§ **Given instruction**
Return every entry exactly.

Structured figure records
────────

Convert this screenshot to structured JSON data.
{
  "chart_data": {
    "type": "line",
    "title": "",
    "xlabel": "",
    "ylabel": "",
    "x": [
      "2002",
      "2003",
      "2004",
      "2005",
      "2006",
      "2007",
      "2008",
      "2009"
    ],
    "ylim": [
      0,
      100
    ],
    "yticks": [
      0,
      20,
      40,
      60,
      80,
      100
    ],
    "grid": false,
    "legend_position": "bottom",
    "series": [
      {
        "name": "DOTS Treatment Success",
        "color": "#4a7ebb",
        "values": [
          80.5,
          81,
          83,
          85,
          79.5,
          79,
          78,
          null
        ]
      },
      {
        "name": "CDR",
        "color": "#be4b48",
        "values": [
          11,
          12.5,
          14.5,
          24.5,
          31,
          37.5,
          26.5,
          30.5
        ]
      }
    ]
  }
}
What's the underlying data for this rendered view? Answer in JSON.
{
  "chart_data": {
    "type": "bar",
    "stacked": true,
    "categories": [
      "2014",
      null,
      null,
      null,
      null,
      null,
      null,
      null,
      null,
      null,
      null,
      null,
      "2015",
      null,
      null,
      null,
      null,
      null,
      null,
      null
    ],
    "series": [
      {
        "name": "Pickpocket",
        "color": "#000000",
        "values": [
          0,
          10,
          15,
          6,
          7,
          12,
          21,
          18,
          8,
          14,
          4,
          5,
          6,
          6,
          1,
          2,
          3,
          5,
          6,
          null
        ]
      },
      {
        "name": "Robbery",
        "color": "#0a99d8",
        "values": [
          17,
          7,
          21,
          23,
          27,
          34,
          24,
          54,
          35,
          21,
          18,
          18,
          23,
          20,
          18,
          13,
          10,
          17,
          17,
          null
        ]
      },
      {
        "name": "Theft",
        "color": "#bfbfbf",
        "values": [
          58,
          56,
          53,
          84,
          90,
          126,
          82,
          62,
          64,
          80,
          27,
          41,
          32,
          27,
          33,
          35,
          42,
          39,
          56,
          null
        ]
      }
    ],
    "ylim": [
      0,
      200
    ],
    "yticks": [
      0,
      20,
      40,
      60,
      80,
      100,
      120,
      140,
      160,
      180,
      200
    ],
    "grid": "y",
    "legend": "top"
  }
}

────────

§ **Problem solution**
Convert this screenshot to structured JSON data.
{
  "chart_data": {
    "type": "line",
    "title": "",
    "xlabel": "",
    "ylabel": "",
    "x": [
      "2002",
      "2003",
      "2004",
      "2005",
      "2006",
      "2007",
      "2008",
      "2009"
    ],
    "ylim": [
      0,
      100
    ],
    "yticks": [
      0,
      20,
      40,
      60,
      80,
      100
    ],
    "grid": false,
    "legend_position": "bottom",
    "series": [
      {
        "name": "DOTS Treatment Success",
        "color": "#4a7ebb",
        "values": [
          80.5,
          81,
          83,
          85,
          79.5,
          79,
          78,
          null
        ]
      },
      {
        "name": "CDR",
        "color": "#be4b48",
        "values": [
          11,
          12.5,
          14.5,
          24.5,
          31,
          37.5,
          26.5,
          30.5
        ]
      }
    ]
  }
}
What's the underlying data for this rendered view? Answer in JSON.
{
  "chart_data": {
    "type": "bar",
    "stacked": true,
    "categories": [
      "2014",
      null,
      null,
      null,
      null,
      null,
      null,
      null,
      null,
      null,
      null,
      null,
      "2015",
      null,
      null,
      null,
      null,
      null,
      null,
      null
    ],
    "series": [
      {
        "name": "Pickpocket",
        "color": "#000000",
        "values": [
          0,
          10,
          15,
          6,
          7,
          12,
          21,
          18,
          8,
          14,
          4,
          5,
          6,
          6,
          1,
          2,
          3,
          5,
          6,
          null
        ]
      },
      {
        "name": "Robbery",
        "color": "#0a99d8",
        "values": [
          17,
          7,
          21,
          23,
          27,
          34,
          24,
          54,
          35,
          21,
          18,
          18,
          23,
          20,
          18,
          13,
          10,
          17,
          17,
          null
        ]
      },
      {
        "name": "Theft",
        "color": "#bfbfbf",
        "values": [
          58,
          56,
          53,
          84,
          90,
          126,
          82,
          62,
          64,
          80,
          27,
          41,
          32,
          27,
          33,
          35,
          42,
          39,
          56,
          null
        ]
      }
    ],
    "ylim": [
      0,
      200
    ],
    "yticks": [
      0,
      20,
      40,
      60,
      80,
      100,
      120,
      140,
      160,
      180,
      200
    ],
    "grid": "y",
    "legend": "top"
  }
}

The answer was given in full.